INSTRUCTIONS TO FOLLOW
Repeat the material verbatim. Images are excluded from the copy.

Collected data entries
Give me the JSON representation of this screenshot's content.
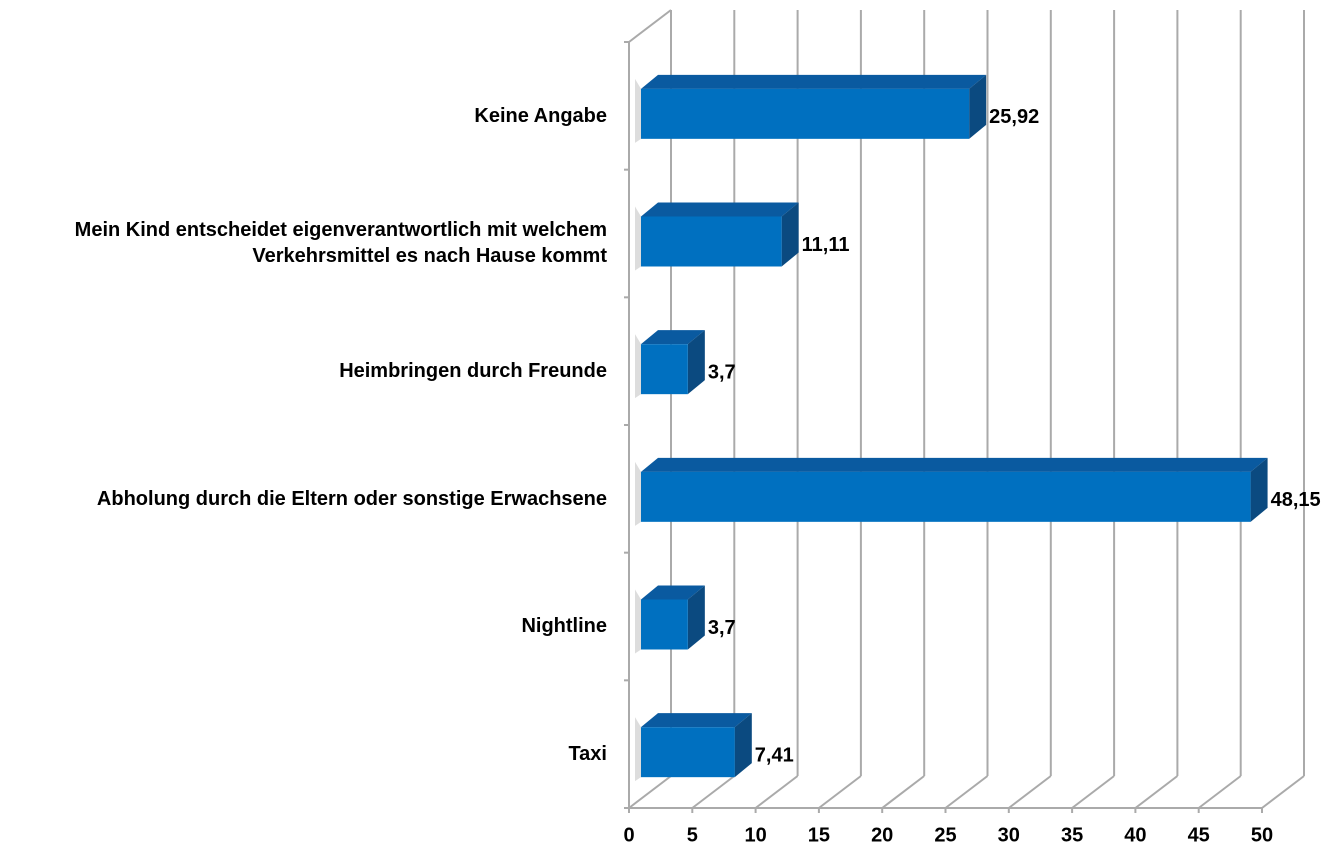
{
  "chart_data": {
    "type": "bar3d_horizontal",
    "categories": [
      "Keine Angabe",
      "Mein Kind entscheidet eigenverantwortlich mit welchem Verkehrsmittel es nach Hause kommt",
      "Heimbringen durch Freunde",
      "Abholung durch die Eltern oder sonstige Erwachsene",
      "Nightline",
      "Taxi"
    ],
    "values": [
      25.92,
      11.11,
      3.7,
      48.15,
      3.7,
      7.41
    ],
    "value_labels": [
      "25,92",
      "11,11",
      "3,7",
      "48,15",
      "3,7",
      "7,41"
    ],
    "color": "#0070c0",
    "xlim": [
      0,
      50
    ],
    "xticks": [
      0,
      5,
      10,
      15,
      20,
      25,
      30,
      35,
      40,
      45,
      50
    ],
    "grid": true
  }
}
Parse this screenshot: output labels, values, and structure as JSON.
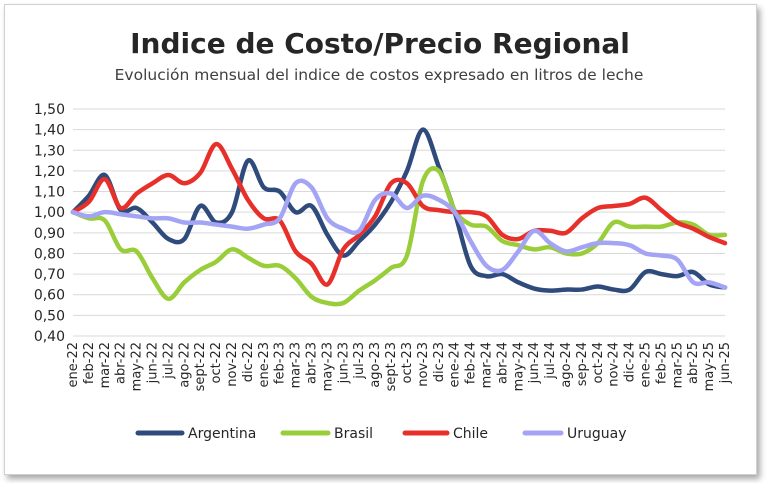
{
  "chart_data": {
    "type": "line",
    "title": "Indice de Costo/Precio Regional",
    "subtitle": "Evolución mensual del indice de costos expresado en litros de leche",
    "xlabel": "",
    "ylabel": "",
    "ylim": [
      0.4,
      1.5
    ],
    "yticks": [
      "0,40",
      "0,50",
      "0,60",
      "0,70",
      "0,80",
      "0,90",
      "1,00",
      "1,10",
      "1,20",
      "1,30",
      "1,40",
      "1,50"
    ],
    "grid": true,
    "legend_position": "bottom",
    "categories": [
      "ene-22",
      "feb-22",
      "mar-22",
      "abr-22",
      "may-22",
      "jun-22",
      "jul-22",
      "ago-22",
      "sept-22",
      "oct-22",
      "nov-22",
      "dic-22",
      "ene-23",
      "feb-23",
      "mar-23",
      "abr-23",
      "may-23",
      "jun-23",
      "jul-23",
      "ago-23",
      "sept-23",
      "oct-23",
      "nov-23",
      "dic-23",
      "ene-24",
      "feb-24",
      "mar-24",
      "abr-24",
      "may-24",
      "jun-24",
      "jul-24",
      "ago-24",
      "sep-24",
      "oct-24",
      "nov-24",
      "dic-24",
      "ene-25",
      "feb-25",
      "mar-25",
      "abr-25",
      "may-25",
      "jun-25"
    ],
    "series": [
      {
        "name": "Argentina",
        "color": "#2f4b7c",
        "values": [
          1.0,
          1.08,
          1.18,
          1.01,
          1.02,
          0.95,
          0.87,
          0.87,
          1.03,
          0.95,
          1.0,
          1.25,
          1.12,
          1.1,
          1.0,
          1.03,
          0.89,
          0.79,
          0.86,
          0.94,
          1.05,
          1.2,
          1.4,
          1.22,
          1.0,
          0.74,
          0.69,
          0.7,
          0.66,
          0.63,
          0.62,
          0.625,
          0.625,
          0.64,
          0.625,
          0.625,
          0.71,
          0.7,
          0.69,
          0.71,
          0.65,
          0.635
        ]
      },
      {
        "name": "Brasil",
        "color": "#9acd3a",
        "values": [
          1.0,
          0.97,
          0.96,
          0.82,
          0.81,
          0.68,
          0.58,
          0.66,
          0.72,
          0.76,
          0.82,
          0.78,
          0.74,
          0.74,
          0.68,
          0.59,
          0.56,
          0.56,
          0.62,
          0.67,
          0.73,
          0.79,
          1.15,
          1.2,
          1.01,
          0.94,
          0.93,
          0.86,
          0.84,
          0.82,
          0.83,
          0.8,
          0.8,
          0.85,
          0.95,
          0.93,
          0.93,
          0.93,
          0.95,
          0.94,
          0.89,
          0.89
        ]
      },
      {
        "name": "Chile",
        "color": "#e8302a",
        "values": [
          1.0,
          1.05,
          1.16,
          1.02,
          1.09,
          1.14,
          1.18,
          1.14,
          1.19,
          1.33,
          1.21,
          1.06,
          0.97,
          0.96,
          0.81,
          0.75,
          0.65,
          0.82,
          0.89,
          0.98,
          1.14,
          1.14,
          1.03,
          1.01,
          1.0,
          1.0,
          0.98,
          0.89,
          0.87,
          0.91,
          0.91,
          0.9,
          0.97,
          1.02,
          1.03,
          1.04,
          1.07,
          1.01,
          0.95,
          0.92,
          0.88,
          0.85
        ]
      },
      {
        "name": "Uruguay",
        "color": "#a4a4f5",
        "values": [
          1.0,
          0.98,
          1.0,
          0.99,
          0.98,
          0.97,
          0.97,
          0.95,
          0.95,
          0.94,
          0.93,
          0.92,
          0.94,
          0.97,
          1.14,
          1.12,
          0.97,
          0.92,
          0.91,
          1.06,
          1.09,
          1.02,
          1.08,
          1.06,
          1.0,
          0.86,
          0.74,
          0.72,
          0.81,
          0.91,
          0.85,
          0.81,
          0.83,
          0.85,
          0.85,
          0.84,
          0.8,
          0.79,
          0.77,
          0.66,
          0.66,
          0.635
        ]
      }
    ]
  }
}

CORRECT RESULT
Give me the JSON representation of this screenshot's content.
{
  "chart_data": {
    "type": "bar3d_horizontal",
    "categories": [
      "Keine Angabe",
      "Mein Kind entscheidet eigenverantwortlich mit welchem Verkehrsmittel es nach Hause kommt",
      "Heimbringen durch Freunde",
      "Abholung durch die Eltern oder sonstige Erwachsene",
      "Nightline",
      "Taxi"
    ],
    "values": [
      25.92,
      11.11,
      3.7,
      48.15,
      3.7,
      7.41
    ],
    "value_labels": [
      "25,92",
      "11,11",
      "3,7",
      "48,15",
      "3,7",
      "7,41"
    ],
    "color": "#0070c0",
    "xlim": [
      0,
      50
    ],
    "xticks": [
      0,
      5,
      10,
      15,
      20,
      25,
      30,
      35,
      40,
      45,
      50
    ],
    "grid": true
  }
}
Parse this screenshot: output labels, values, and structure as JSON.
{
  "chart_data": {
    "type": "line",
    "title": "Indice de Costo/Precio Regional",
    "subtitle": "Evolución mensual del indice de costos expresado en litros de leche",
    "xlabel": "",
    "ylabel": "",
    "ylim": [
      0.4,
      1.5
    ],
    "yticks": [
      "0,40",
      "0,50",
      "0,60",
      "0,70",
      "0,80",
      "0,90",
      "1,00",
      "1,10",
      "1,20",
      "1,30",
      "1,40",
      "1,50"
    ],
    "grid": true,
    "legend_position": "bottom",
    "categories": [
      "ene-22",
      "feb-22",
      "mar-22",
      "abr-22",
      "may-22",
      "jun-22",
      "jul-22",
      "ago-22",
      "sept-22",
      "oct-22",
      "nov-22",
      "dic-22",
      "ene-23",
      "feb-23",
      "mar-23",
      "abr-23",
      "may-23",
      "jun-23",
      "jul-23",
      "ago-23",
      "sept-23",
      "oct-23",
      "nov-23",
      "dic-23",
      "ene-24",
      "feb-24",
      "mar-24",
      "abr-24",
      "may-24",
      "jun-24",
      "jul-24",
      "ago-24",
      "sep-24",
      "oct-24",
      "nov-24",
      "dic-24",
      "ene-25",
      "feb-25",
      "mar-25",
      "abr-25",
      "may-25",
      "jun-25"
    ],
    "series": [
      {
        "name": "Argentina",
        "color": "#2f4b7c",
        "values": [
          1.0,
          1.08,
          1.18,
          1.01,
          1.02,
          0.95,
          0.87,
          0.87,
          1.03,
          0.95,
          1.0,
          1.25,
          1.12,
          1.1,
          1.0,
          1.03,
          0.89,
          0.79,
          0.86,
          0.94,
          1.05,
          1.2,
          1.4,
          1.22,
          1.0,
          0.74,
          0.69,
          0.7,
          0.66,
          0.63,
          0.62,
          0.625,
          0.625,
          0.64,
          0.625,
          0.625,
          0.71,
          0.7,
          0.69,
          0.71,
          0.65,
          0.635
        ]
      },
      {
        "name": "Brasil",
        "color": "#9acd3a",
        "values": [
          1.0,
          0.97,
          0.96,
          0.82,
          0.81,
          0.68,
          0.58,
          0.66,
          0.72,
          0.76,
          0.82,
          0.78,
          0.74,
          0.74,
          0.68,
          0.59,
          0.56,
          0.56,
          0.62,
          0.67,
          0.73,
          0.79,
          1.15,
          1.2,
          1.01,
          0.94,
          0.93,
          0.86,
          0.84,
          0.82,
          0.83,
          0.8,
          0.8,
          0.85,
          0.95,
          0.93,
          0.93,
          0.93,
          0.95,
          0.94,
          0.89,
          0.89
        ]
      },
      {
        "name": "Chile",
        "color": "#e8302a",
        "values": [
          1.0,
          1.05,
          1.16,
          1.02,
          1.09,
          1.14,
          1.18,
          1.14,
          1.19,
          1.33,
          1.21,
          1.06,
          0.97,
          0.96,
          0.81,
          0.75,
          0.65,
          0.82,
          0.89,
          0.98,
          1.14,
          1.14,
          1.03,
          1.01,
          1.0,
          1.0,
          0.98,
          0.89,
          0.87,
          0.91,
          0.91,
          0.9,
          0.97,
          1.02,
          1.03,
          1.04,
          1.07,
          1.01,
          0.95,
          0.92,
          0.88,
          0.85
        ]
      },
      {
        "name": "Uruguay",
        "color": "#a4a4f5",
        "values": [
          1.0,
          0.98,
          1.0,
          0.99,
          0.98,
          0.97,
          0.97,
          0.95,
          0.95,
          0.94,
          0.93,
          0.92,
          0.94,
          0.97,
          1.14,
          1.12,
          0.97,
          0.92,
          0.91,
          1.06,
          1.09,
          1.02,
          1.08,
          1.06,
          1.0,
          0.86,
          0.74,
          0.72,
          0.81,
          0.91,
          0.85,
          0.81,
          0.83,
          0.85,
          0.85,
          0.84,
          0.8,
          0.79,
          0.77,
          0.66,
          0.66,
          0.635
        ]
      }
    ]
  }
}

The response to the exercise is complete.